##### SUPPLIED RECORDS

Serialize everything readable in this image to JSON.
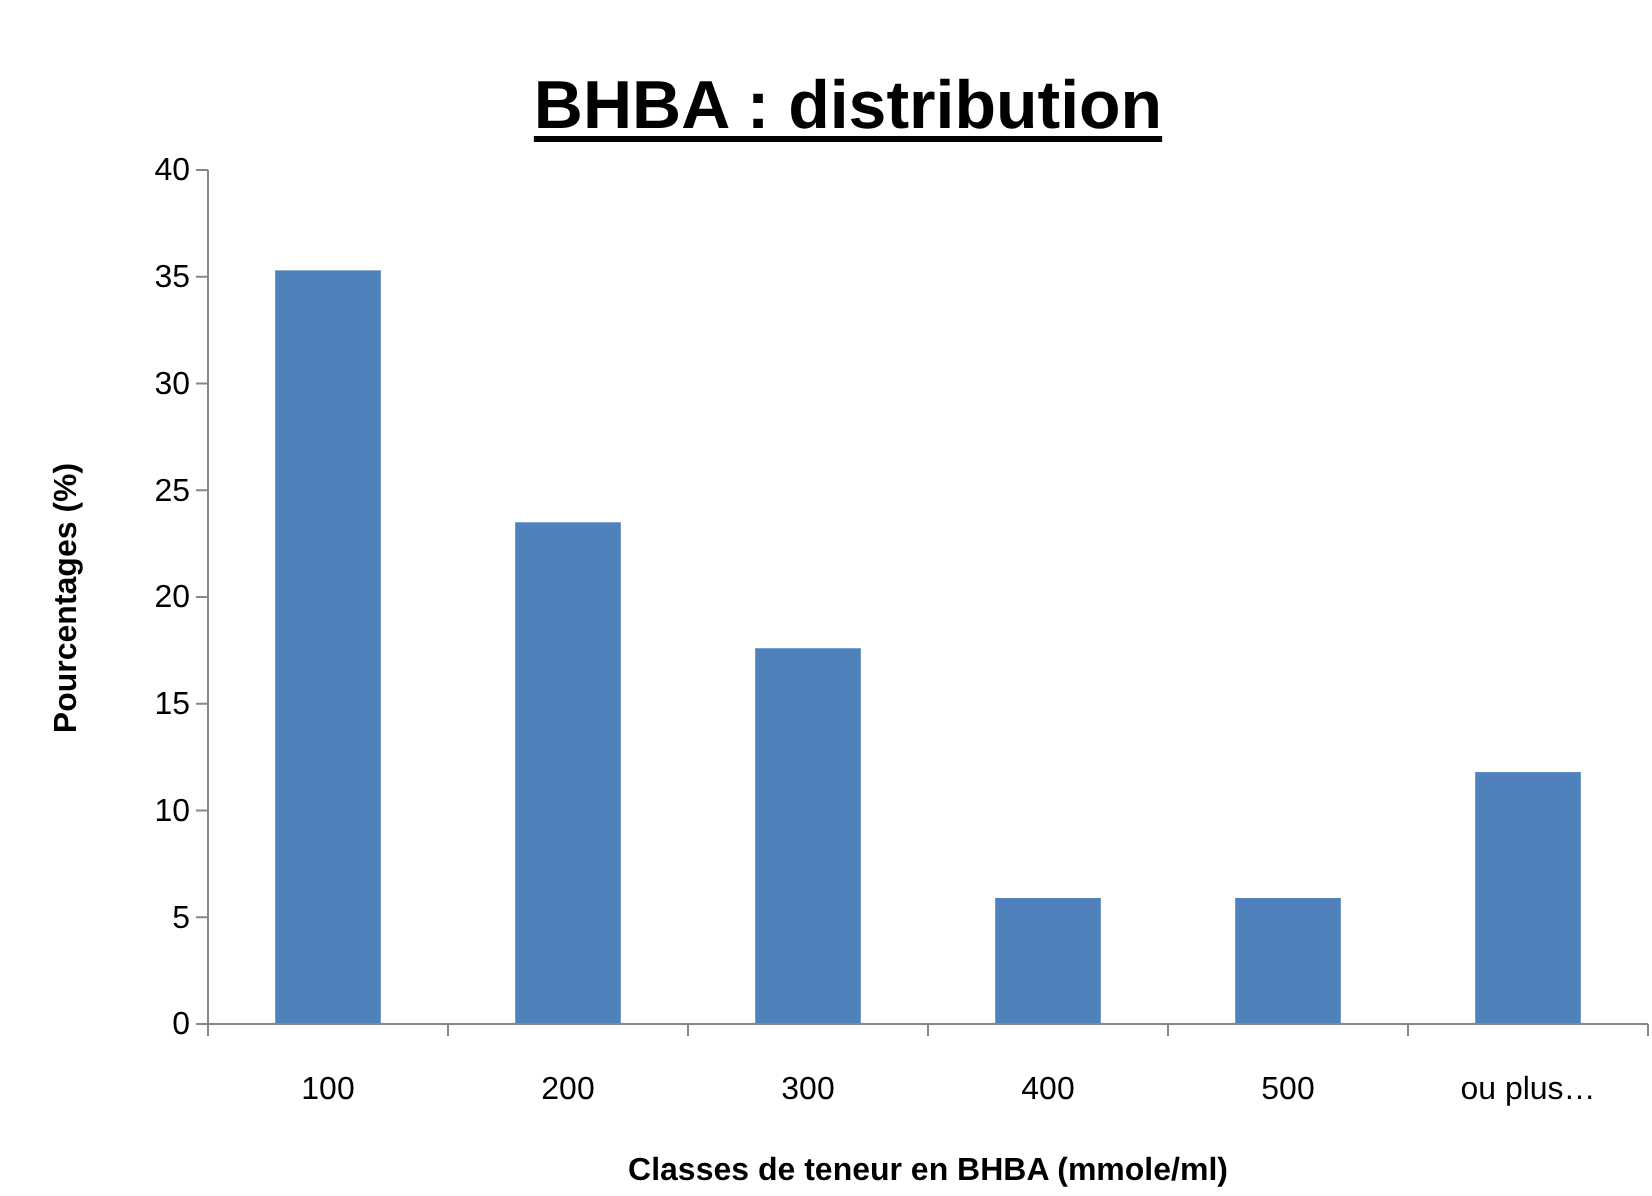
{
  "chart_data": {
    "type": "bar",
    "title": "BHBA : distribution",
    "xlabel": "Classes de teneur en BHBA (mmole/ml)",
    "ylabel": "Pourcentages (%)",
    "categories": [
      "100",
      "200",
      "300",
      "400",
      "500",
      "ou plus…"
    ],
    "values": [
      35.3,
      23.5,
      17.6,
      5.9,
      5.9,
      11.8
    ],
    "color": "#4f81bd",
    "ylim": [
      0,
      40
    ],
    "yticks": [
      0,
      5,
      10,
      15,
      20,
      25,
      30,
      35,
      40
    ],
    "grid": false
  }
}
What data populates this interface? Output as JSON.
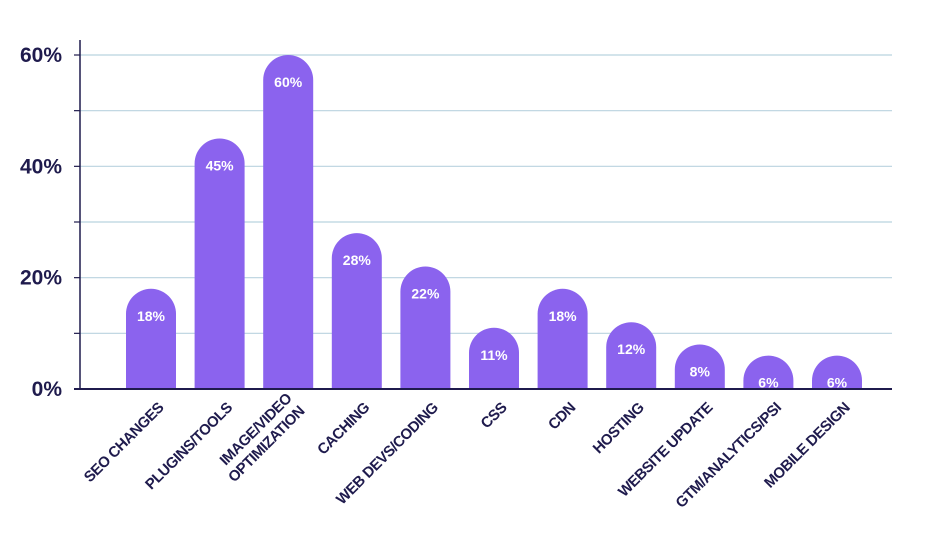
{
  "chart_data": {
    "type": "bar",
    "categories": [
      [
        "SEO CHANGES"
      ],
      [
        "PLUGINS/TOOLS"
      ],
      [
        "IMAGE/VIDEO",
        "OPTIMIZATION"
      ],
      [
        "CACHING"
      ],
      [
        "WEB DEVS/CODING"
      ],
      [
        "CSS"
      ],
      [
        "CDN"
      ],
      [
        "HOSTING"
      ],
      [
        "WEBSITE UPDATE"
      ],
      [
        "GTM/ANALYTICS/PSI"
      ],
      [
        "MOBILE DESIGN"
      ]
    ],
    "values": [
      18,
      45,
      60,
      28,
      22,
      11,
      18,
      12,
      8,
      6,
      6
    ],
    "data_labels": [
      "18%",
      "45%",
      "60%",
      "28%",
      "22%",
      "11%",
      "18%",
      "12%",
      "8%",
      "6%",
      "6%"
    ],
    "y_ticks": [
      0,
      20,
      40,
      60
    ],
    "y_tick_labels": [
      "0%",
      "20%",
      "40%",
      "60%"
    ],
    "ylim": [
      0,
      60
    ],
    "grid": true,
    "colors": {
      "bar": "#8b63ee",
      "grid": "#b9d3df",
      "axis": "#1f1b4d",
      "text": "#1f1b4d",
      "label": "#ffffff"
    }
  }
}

##########
##### SUPPLIED RECORDS

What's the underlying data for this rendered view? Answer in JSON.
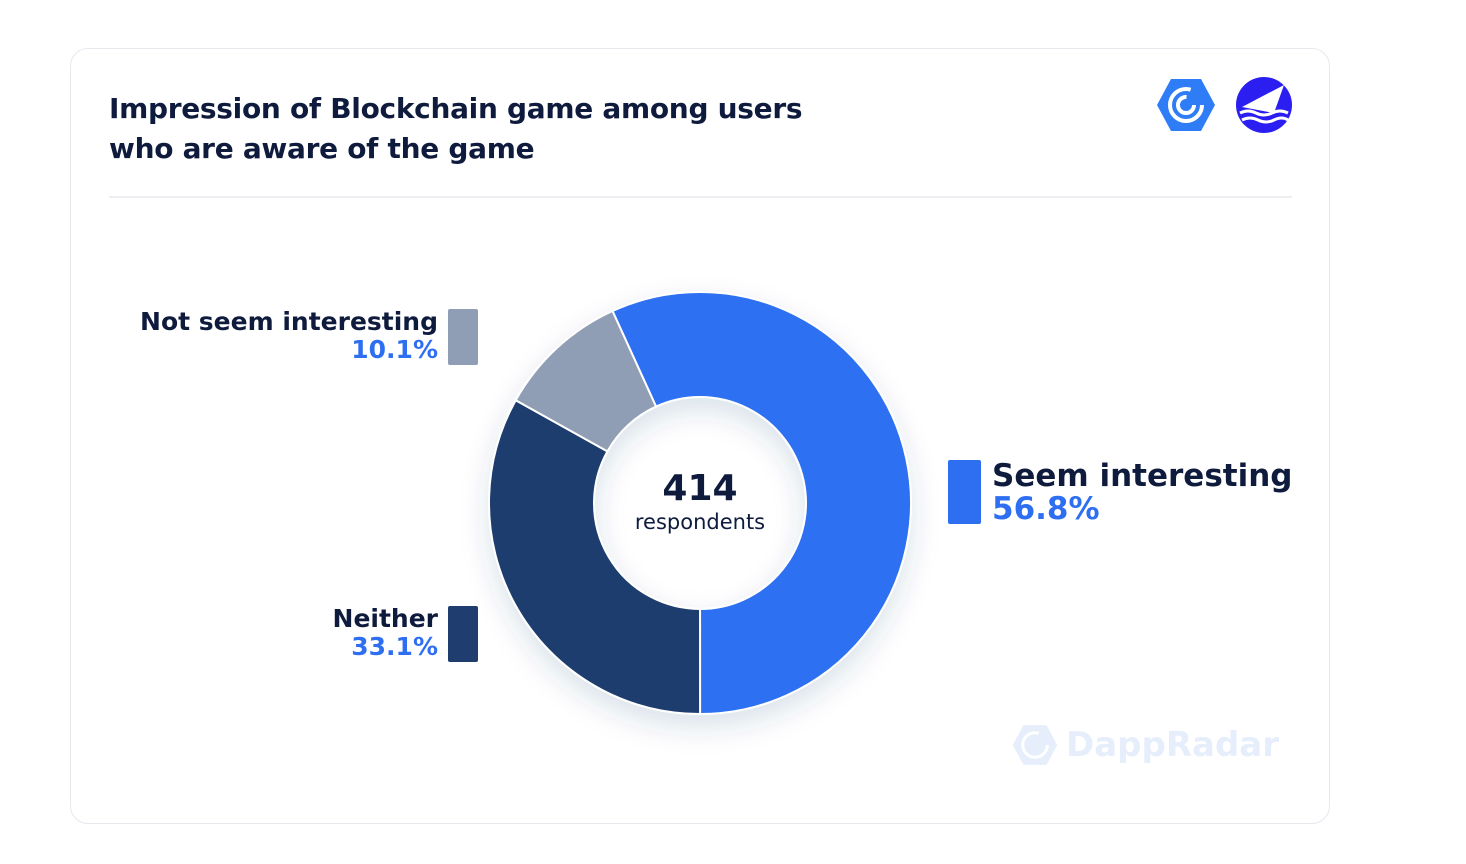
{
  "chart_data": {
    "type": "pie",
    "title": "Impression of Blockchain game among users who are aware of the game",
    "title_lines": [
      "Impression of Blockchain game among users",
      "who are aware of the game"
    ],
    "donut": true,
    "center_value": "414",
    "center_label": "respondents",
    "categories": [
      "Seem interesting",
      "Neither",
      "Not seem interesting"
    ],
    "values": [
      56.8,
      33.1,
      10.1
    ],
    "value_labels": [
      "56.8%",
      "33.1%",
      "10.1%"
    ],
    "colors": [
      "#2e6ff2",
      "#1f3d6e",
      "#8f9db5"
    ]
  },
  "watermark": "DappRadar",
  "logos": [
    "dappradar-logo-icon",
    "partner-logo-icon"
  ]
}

##########

• _WHAT YOU NEED TO DO_
Only a number is wanted: how many lines of the data above contain "game"?

• _TASK RESPONSE_
3